WORK TO DO
Copy all the entries below exactly, but not the pictures.

┌──

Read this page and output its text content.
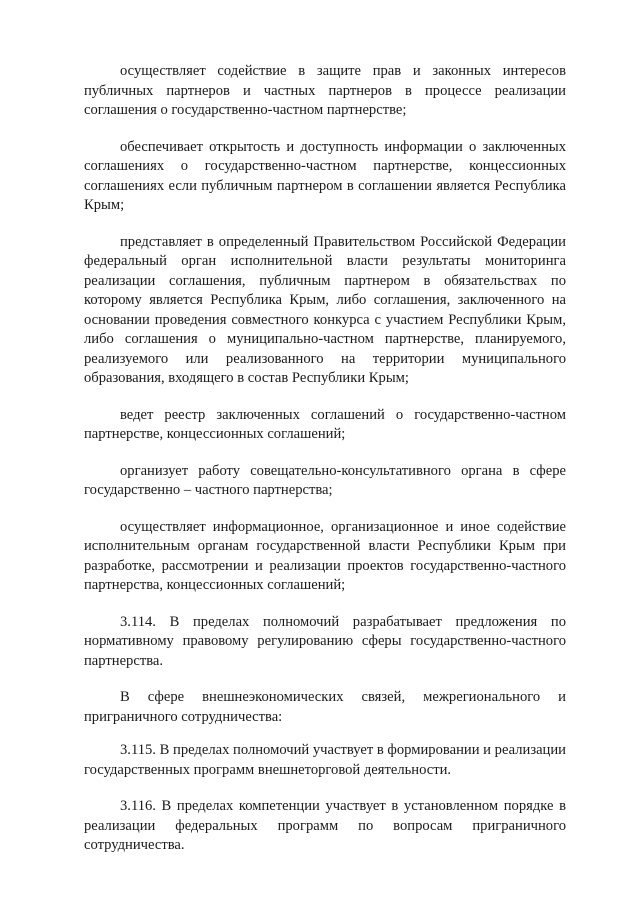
осуществляет содействие в защите прав и законных интересов публичных партнеров и частных партнеров в процессе реализации соглашения о государственно-частном партнерстве;

обеспечивает открытость и доступность информации о заключенных соглашениях о государственно-частном партнерстве, концессионных соглашениях если публичным партнером в соглашении является Республика Крым;

представляет в определенный Правительством Российской Федерации федеральный орган исполнительной власти результаты мониторинга реализации соглашения, публичным партнером в обязательствах по которому является Республика Крым, либо соглашения, заключенного на основании проведения совместного конкурса с участием Республики Крым, либо соглашения о муниципально-частном партнерстве, планируемого, реализуемого или реализованного на территории муниципального образования, входящего в состав Республики Крым;

ведет реестр заключенных соглашений о государственно-частном партнерстве, концессионных соглашений;

организует работу совещательно-консультативного органа в сфере государственно – частного партнерства;

осуществляет информационное, организационное и иное содействие исполнительным органам государственной власти Республики Крым при разработке, рассмотрении и реализации проектов государственно-частного партнерства, концессионных соглашений;

3.114. В пределах полномочий разрабатывает предложения по нормативному правовому регулированию сферы государственно-частного партнерства.

В сфере внешнеэкономических связей, межрегионального и приграничного сотрудничества:

3.115. В пределах полномочий участвует в формировании и реализации государственных программ внешнеторговой деятельности.

3.116. В пределах компетенции участвует в установленном порядке в реализации федеральных программ по вопросам приграничного сотрудничества.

└──

OUTPUT BELOW
Read this page and output its text content.
осуществляет содействие в защите прав и законных интересов публичных партнеров и частных партнеров в процессе реализации соглашения о государственно-частном партнерстве;

обеспечивает открытость и доступность информации о заключенных соглашениях о государственно-частном партнерстве, концессионных соглашениях если публичным партнером в соглашении является Республика Крым;

представляет в определенный Правительством Российской Федерации федеральный орган исполнительной власти результаты мониторинга реализации соглашения, публичным партнером в обязательствах по которому является Республика Крым, либо соглашения, заключенного на основании проведения совместного конкурса с участием Республики Крым, либо соглашения о муниципально-частном партнерстве, планируемого, реализуемого или реализованного на территории муниципального образования, входящего в состав Республики Крым;

ведет реестр заключенных соглашений о государственно-частном партнерстве, концессионных соглашений;

организует работу совещательно-консультативного органа в сфере государственно – частного партнерства;

осуществляет информационное, организационное и иное содействие исполнительным органам государственной власти Республики Крым при разработке, рассмотрении и реализации проектов государственно-частного партнерства, концессионных соглашений;

3.114. В пределах полномочий разрабатывает предложения по нормативному правовому регулированию сферы государственно-частного партнерства.

В сфере внешнеэкономических связей, межрегионального и приграничного сотрудничества:

3.115. В пределах полномочий участвует в формировании и реализации государственных программ внешнеторговой деятельности.

3.116. В пределах компетенции участвует в установленном порядке в реализации федеральных программ по вопросам приграничного сотрудничества.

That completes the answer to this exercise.